## Goal of the exercise:
Copy every line of the entries that includes the word "Raob".

## Listed records:
————————

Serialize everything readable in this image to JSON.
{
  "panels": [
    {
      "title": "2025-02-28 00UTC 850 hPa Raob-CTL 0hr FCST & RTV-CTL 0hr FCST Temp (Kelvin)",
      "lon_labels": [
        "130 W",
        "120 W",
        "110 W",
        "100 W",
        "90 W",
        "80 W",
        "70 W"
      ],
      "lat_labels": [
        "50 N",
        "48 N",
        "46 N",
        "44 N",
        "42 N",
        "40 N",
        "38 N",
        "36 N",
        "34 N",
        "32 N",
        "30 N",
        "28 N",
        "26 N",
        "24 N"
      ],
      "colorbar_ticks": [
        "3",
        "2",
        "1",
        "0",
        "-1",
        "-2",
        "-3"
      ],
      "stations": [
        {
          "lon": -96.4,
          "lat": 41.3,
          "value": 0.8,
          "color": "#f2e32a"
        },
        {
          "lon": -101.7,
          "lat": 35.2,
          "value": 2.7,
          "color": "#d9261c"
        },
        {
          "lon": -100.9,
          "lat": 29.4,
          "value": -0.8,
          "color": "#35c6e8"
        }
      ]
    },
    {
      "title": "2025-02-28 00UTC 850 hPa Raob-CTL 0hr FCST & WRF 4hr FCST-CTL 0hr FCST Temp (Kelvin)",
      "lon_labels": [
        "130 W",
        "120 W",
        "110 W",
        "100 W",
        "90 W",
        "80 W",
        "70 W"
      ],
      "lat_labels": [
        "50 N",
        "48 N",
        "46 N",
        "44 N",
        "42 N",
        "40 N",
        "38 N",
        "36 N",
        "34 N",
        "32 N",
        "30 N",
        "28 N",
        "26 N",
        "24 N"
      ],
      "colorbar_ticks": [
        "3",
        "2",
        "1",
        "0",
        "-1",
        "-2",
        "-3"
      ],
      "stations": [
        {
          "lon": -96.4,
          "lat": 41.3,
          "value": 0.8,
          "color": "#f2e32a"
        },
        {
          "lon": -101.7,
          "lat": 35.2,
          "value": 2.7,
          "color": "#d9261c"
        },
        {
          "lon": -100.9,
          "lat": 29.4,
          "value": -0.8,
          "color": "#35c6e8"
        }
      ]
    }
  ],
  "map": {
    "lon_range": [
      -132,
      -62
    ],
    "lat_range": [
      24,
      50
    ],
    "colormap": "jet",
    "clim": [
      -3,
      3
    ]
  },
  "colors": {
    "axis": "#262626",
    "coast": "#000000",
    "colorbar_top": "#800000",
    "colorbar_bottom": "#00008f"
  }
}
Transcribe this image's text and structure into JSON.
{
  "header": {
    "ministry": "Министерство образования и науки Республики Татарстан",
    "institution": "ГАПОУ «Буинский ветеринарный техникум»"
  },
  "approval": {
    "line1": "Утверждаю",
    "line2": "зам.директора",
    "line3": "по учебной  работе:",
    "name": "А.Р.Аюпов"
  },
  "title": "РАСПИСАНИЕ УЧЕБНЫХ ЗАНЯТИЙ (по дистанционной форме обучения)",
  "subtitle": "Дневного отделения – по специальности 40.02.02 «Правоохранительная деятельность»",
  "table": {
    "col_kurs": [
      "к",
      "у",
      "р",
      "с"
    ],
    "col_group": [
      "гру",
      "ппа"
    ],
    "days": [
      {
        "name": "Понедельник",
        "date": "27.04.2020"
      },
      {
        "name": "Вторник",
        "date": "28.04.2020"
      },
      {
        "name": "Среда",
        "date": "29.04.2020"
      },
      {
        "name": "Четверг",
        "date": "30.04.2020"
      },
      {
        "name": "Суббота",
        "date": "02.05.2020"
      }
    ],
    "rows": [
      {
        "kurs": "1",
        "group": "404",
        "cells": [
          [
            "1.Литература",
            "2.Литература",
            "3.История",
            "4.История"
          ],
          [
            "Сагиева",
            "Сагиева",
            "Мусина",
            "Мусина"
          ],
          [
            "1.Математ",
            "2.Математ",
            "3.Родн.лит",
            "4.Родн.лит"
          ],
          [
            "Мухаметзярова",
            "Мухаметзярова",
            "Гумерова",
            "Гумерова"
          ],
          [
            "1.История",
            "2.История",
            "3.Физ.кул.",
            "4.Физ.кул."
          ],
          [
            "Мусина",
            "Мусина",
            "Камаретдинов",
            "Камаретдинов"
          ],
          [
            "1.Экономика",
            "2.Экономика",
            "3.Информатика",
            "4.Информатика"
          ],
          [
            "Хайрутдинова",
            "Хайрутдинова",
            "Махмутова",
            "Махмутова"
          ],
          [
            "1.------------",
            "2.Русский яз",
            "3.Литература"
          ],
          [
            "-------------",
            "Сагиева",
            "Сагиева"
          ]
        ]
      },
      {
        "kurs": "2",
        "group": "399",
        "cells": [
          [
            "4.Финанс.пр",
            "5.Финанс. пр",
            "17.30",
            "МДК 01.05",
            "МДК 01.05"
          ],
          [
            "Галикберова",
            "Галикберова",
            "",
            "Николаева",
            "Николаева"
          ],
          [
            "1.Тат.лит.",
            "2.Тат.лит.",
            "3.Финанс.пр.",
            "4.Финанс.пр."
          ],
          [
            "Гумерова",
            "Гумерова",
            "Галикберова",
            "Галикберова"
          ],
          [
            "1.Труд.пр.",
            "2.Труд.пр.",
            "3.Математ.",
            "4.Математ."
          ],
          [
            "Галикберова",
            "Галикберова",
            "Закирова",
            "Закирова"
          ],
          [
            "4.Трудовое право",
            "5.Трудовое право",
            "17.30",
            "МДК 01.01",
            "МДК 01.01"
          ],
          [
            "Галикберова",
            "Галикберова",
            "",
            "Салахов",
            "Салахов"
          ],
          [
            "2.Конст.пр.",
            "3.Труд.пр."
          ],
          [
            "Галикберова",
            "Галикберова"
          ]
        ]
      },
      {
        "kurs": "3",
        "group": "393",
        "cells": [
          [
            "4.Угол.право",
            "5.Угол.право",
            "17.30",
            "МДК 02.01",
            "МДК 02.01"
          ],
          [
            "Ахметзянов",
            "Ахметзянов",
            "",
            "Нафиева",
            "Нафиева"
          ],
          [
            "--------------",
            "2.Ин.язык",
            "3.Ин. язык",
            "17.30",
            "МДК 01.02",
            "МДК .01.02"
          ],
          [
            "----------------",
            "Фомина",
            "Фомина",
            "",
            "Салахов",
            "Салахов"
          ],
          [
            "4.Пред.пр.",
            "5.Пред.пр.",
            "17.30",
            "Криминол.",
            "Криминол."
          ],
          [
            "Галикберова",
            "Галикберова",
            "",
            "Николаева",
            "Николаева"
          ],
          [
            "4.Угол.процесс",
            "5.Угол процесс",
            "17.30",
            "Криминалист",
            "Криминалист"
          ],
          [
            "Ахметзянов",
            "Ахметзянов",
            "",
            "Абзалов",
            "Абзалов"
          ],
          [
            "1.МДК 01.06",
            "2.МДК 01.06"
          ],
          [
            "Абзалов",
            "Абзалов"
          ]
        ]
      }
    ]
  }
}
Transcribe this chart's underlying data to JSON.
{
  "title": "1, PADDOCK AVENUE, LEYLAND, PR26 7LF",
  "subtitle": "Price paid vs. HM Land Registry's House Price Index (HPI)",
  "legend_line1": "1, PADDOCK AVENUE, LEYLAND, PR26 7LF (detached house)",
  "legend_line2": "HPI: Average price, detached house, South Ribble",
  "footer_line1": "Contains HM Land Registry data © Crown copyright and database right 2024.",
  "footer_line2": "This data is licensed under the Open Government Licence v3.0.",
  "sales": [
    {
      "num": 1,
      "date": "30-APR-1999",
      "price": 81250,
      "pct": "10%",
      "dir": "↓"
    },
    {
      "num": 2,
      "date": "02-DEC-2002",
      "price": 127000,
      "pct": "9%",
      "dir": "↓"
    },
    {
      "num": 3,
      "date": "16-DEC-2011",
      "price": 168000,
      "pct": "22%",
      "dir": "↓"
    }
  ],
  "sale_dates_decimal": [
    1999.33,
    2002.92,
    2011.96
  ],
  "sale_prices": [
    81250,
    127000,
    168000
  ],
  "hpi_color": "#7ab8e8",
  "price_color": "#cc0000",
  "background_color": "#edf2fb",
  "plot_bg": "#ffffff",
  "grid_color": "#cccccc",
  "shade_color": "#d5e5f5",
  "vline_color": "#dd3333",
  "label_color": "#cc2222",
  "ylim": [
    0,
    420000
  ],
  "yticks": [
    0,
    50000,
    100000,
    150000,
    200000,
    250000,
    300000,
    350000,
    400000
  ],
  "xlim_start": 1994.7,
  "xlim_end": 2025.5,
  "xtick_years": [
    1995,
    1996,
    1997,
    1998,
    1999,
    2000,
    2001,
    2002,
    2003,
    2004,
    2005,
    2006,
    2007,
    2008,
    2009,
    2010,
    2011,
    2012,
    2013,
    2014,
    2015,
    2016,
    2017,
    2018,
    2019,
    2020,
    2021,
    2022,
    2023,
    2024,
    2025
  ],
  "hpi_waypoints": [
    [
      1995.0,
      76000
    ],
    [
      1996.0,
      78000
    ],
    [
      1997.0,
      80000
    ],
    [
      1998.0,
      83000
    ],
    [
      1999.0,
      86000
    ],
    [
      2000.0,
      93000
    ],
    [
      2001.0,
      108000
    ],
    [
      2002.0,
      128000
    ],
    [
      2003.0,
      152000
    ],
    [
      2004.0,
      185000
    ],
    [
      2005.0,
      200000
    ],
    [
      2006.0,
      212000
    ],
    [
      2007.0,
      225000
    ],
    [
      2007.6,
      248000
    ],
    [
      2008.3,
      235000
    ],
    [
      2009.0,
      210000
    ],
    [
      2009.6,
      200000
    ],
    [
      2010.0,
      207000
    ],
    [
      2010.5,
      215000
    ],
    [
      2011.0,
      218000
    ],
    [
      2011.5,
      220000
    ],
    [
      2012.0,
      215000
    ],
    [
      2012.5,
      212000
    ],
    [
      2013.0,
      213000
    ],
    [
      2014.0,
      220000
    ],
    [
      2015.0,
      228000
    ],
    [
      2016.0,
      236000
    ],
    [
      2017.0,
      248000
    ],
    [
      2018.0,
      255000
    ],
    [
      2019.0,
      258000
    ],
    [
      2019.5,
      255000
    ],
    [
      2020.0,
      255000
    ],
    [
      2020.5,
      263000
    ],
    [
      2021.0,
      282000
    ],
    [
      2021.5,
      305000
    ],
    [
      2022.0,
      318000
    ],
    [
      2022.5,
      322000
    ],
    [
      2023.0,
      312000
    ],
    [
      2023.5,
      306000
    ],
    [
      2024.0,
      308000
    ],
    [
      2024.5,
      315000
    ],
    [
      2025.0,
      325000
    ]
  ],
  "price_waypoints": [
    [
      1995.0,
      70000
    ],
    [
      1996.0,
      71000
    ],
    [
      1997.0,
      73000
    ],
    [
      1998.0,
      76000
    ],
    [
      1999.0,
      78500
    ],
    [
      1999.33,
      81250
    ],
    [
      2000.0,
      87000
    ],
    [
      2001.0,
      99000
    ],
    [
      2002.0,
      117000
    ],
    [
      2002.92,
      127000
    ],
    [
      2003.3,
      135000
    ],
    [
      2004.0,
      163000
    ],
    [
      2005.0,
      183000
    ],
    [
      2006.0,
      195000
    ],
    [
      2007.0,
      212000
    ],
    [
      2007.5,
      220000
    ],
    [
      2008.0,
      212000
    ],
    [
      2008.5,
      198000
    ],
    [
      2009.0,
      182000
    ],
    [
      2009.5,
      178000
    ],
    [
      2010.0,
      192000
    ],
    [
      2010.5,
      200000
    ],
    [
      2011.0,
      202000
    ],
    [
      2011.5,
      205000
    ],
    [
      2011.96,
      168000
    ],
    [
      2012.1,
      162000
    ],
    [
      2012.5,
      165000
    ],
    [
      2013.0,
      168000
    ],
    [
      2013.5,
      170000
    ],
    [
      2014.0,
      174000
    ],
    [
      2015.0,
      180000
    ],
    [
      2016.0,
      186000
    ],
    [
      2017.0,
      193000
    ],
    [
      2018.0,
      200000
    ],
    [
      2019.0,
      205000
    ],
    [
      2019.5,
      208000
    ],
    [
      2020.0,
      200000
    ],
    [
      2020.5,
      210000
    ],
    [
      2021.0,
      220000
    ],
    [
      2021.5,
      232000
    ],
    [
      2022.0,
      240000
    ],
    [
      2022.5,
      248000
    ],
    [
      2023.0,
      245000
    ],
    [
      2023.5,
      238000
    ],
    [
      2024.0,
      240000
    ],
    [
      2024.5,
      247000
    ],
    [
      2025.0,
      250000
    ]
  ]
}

————————

## Solution to this exercise:
      "title": "2025-02-28 00UTC 850 hPa Raob-CTL 0hr FCST & RTV-CTL 0hr FCST Temp (Kelvin)",
      "title": "2025-02-28 00UTC 850 hPa Raob-CTL 0hr FCST & WRF 4hr FCST-CTL 0hr FCST Temp (Kelvin)",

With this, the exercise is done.